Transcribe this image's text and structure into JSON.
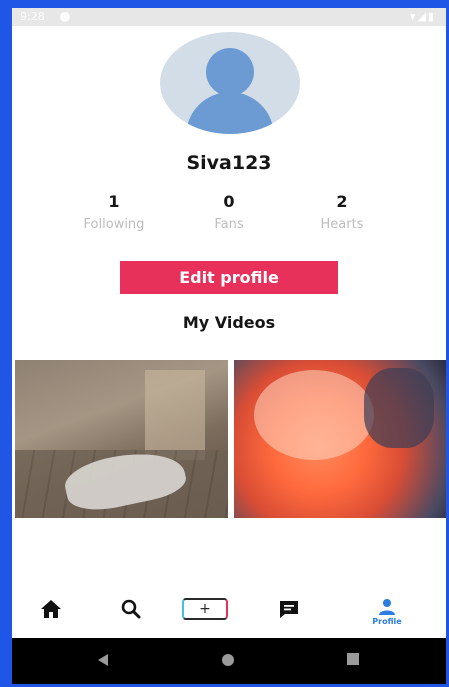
{
  "status_bar": {
    "time": "9:28",
    "right_icons": "▾◢▮"
  },
  "profile": {
    "username": "Siva123",
    "stats": [
      {
        "value": "1",
        "label": "Following"
      },
      {
        "value": "0",
        "label": "Fans"
      },
      {
        "value": "2",
        "label": "Hearts"
      }
    ],
    "edit_label": "Edit profile",
    "videos_title": "My Videos"
  },
  "tabbar": {
    "add_label": "+",
    "profile_label": "Profile"
  },
  "icons": {
    "home": "home-icon",
    "search": "search-icon",
    "add": "add-video-icon",
    "inbox": "message-icon",
    "profile": "person-icon"
  },
  "colors": {
    "accent": "#e8315a",
    "avatar": "#6b9bd2",
    "frame": "#1f56e6",
    "active_tab": "#2a7de1"
  }
}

- - - - - - -

STATED GOAL: Each entry must be retyped word for word, with every image omitted.

THE OUTPUT:
Transcribe this image's text and structure into JSON.
{
  "status_bar": {
    "time": "9:28",
    "right_icons": "▾◢▮"
  },
  "profile": {
    "username": "Siva123",
    "stats": [
      {
        "value": "1",
        "label": "Following"
      },
      {
        "value": "0",
        "label": "Fans"
      },
      {
        "value": "2",
        "label": "Hearts"
      }
    ],
    "edit_label": "Edit profile",
    "videos_title": "My Videos"
  },
  "tabbar": {
    "add_label": "+",
    "profile_label": "Profile"
  },
  "icons": {
    "home": "home-icon",
    "search": "search-icon",
    "add": "add-video-icon",
    "inbox": "message-icon",
    "profile": "person-icon"
  },
  "colors": {
    "accent": "#e8315a",
    "avatar": "#6b9bd2",
    "frame": "#1f56e6",
    "active_tab": "#2a7de1"
  }
}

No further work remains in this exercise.